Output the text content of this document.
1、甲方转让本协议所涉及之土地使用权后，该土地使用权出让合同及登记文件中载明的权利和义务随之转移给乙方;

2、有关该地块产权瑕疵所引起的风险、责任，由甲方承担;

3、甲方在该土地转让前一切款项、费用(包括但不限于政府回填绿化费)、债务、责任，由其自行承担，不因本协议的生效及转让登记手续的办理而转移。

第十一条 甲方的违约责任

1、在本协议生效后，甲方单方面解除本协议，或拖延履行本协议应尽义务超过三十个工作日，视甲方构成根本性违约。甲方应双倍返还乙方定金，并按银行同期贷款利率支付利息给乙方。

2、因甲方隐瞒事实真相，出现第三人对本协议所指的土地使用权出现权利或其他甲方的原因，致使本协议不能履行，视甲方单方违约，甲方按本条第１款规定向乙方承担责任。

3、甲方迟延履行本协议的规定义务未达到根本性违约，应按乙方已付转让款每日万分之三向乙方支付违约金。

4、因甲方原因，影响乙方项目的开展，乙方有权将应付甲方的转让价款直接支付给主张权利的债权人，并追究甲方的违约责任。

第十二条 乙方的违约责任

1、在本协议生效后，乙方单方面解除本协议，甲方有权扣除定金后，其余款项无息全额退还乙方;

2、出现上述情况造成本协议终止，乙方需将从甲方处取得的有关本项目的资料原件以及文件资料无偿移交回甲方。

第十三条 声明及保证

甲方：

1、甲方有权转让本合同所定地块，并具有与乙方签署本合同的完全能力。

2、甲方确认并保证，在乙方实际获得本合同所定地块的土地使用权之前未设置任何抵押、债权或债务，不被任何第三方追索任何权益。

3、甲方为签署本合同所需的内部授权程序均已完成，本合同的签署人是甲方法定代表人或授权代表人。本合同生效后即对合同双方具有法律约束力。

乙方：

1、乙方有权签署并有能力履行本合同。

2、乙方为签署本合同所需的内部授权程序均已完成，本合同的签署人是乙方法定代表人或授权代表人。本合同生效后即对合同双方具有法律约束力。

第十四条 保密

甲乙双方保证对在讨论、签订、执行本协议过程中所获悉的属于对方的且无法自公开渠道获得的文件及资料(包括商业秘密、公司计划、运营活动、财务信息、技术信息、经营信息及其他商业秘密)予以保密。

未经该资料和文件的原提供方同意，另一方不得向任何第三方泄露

———

### OBJECTIVE
Take the lines above and retype all of them exactly.

### TASK ANSWER
Output the text content of this document.
1、甲方转让本协议所涉及之土地使用权后，该土地使用权出让合同及登记文件中载明的权利和义务随之转移给乙方;

2、有关该地块产权瑕疵所引起的风险、责任，由甲方承担;

3、甲方在该土地转让前一切款项、费用(包括但不限于政府回填绿化费)、债务、责任，由其自行承担，不因本协议的生效及转让登记手续的办理而转移。

第十一条 甲方的违约责任

1、在本协议生效后，甲方单方面解除本协议，或拖延履行本协议应尽义务超过三十个工作日，视甲方构成根本性违约。甲方应双倍返还乙方定金，并按银行同期贷款利率支付利息给乙方。

2、因甲方隐瞒事实真相，出现第三人对本协议所指的土地使用权出现权利或其他甲方的原因，致使本协议不能履行，视甲方单方违约，甲方按本条第１款规定向乙方承担责任。

3、甲方迟延履行本协议的规定义务未达到根本性违约，应按乙方已付转让款每日万分之三向乙方支付违约金。

4、因甲方原因，影响乙方项目的开展，乙方有权将应付甲方的转让价款直接支付给主张权利的债权人，并追究甲方的违约责任。

第十二条 乙方的违约责任

1、在本协议生效后，乙方单方面解除本协议，甲方有权扣除定金后，其余款项无息全额退还乙方;

2、出现上述情况造成本协议终止，乙方需将从甲方处取得的有关本项目的资料原件以及文件资料无偿移交回甲方。

第十三条 声明及保证

甲方：

1、甲方有权转让本合同所定地块，并具有与乙方签署本合同的完全能力。

2、甲方确认并保证，在乙方实际获得本合同所定地块的土地使用权之前未设置任何抵押、债权或债务，不被任何第三方追索任何权益。

3、甲方为签署本合同所需的内部授权程序均已完成，本合同的签署人是甲方法定代表人或授权代表人。本合同生效后即对合同双方具有法律约束力。

乙方：

1、乙方有权签署并有能力履行本合同。

2、乙方为签署本合同所需的内部授权程序均已完成，本合同的签署人是乙方法定代表人或授权代表人。本合同生效后即对合同双方具有法律约束力。

第十四条 保密

甲乙双方保证对在讨论、签订、执行本协议过程中所获悉的属于对方的且无法自公开渠道获得的文件及资料(包括商业秘密、公司计划、运营活动、财务信息、技术信息、经营信息及其他商业秘密)予以保密。

未经该资料和文件的原提供方同意，另一方不得向任何第三方泄露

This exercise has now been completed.